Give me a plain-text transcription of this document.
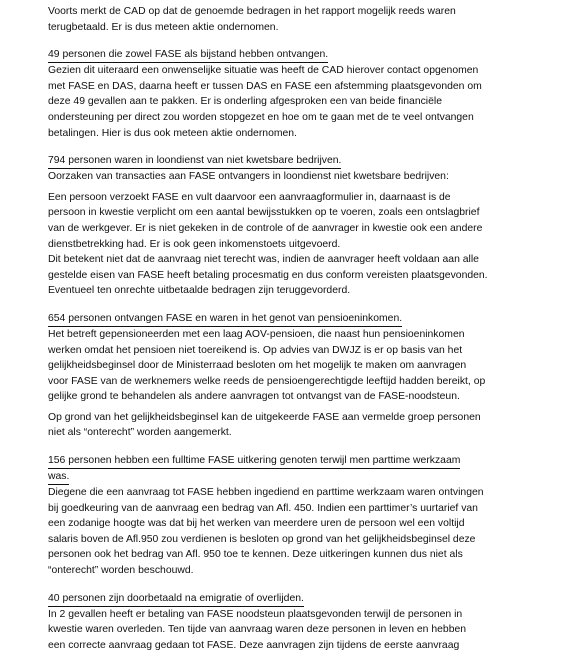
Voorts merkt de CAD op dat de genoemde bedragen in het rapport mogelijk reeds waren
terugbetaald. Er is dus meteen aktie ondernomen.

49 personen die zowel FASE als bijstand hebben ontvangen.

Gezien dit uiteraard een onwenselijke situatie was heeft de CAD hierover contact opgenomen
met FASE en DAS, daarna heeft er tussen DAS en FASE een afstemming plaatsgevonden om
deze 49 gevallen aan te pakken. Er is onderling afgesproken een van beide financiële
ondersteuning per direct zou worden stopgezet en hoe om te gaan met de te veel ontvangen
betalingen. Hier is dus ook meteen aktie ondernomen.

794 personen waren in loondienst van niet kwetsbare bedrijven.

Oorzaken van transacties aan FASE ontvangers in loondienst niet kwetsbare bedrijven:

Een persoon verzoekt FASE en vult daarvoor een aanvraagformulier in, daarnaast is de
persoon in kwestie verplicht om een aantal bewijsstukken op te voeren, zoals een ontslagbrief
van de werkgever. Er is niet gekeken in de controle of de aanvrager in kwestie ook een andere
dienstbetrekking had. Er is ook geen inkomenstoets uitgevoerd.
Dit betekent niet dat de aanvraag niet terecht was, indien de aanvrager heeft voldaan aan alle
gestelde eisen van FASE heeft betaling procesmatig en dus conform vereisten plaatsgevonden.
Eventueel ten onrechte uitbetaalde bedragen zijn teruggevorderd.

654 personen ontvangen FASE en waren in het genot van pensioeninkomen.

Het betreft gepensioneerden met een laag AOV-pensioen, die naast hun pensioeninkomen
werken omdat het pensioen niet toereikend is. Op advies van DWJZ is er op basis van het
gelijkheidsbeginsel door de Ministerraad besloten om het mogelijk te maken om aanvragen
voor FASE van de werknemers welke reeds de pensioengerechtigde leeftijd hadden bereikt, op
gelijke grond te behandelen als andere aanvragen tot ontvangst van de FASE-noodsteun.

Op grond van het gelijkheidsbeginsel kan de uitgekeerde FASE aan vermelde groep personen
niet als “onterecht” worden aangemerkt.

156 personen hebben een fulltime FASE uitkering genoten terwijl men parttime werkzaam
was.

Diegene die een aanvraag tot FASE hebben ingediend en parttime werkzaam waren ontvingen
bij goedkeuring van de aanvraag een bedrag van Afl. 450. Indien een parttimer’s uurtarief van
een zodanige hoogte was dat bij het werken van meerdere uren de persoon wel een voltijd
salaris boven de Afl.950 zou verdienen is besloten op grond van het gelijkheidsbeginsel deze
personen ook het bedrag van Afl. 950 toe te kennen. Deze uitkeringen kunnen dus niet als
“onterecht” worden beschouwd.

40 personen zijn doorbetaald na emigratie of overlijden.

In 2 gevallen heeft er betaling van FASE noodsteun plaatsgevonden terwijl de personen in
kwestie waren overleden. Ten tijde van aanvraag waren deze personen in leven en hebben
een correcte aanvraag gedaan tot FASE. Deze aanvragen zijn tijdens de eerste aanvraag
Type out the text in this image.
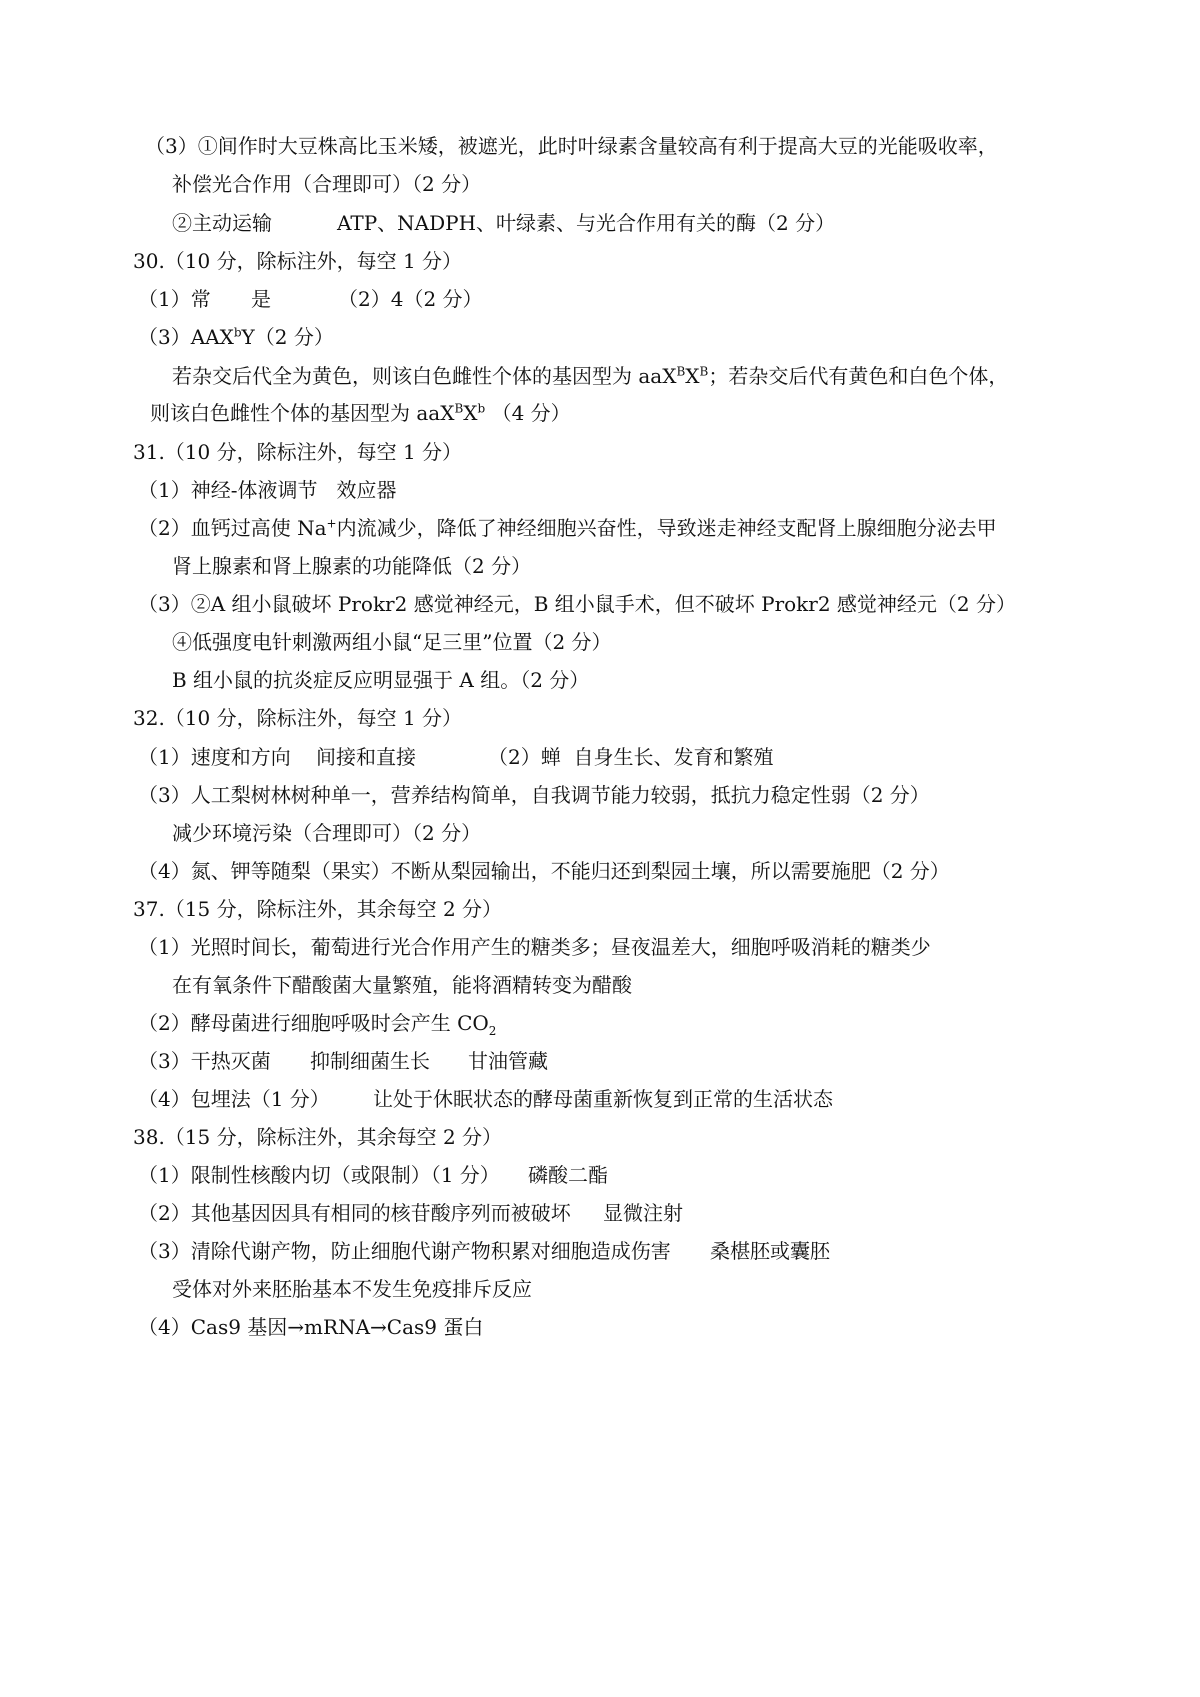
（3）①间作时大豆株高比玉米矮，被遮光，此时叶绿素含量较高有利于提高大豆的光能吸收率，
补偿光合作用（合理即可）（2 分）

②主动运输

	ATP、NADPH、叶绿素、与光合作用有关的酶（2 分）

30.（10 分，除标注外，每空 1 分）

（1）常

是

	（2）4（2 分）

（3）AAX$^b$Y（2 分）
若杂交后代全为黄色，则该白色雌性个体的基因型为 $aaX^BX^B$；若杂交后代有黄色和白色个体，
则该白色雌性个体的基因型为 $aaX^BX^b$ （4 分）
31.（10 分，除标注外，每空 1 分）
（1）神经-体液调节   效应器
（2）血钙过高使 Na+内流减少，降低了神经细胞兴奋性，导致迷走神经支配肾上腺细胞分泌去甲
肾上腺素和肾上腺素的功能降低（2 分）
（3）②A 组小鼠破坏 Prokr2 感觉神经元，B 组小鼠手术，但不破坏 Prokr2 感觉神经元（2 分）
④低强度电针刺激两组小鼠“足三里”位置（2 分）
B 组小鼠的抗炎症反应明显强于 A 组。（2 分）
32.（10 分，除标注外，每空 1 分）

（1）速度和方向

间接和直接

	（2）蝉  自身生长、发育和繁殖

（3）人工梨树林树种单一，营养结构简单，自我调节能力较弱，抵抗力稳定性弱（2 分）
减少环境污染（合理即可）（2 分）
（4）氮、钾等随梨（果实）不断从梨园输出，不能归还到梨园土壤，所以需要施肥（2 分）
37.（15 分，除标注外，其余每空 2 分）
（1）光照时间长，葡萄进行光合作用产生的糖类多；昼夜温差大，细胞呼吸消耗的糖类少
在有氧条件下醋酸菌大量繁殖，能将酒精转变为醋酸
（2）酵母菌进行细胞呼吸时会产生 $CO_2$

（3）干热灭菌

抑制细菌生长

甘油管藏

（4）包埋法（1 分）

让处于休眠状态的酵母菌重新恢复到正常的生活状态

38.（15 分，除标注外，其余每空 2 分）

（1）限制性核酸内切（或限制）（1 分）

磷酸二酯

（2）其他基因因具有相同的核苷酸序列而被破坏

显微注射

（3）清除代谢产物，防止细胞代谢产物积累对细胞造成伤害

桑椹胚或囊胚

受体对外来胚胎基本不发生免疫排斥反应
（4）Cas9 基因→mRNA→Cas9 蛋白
--------------------
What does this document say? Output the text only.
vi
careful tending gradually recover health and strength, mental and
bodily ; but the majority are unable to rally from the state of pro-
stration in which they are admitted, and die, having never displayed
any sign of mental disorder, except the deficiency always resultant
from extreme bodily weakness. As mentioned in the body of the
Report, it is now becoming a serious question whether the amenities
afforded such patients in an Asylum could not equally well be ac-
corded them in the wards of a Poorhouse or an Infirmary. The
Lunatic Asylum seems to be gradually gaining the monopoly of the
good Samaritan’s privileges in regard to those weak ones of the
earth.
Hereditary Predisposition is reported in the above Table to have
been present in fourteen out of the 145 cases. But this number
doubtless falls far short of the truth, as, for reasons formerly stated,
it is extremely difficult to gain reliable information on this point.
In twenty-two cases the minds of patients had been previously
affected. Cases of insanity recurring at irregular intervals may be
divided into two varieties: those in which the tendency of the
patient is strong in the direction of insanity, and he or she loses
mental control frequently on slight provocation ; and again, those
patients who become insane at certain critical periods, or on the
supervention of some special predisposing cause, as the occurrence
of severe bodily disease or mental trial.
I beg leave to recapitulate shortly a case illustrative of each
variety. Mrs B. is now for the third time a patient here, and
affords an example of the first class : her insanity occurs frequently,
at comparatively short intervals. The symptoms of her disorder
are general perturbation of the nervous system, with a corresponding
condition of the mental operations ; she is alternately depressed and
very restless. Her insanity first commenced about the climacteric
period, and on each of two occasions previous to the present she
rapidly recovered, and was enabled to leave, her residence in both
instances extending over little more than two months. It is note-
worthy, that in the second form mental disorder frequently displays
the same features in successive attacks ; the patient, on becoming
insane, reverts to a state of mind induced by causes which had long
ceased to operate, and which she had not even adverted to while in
--------------------
Copy out each line of the material in which the word "intervals" turns up.

affected. Cases of insanity recurring at irregular intervals may be
at comparatively short intervals. The symptoms of her disorder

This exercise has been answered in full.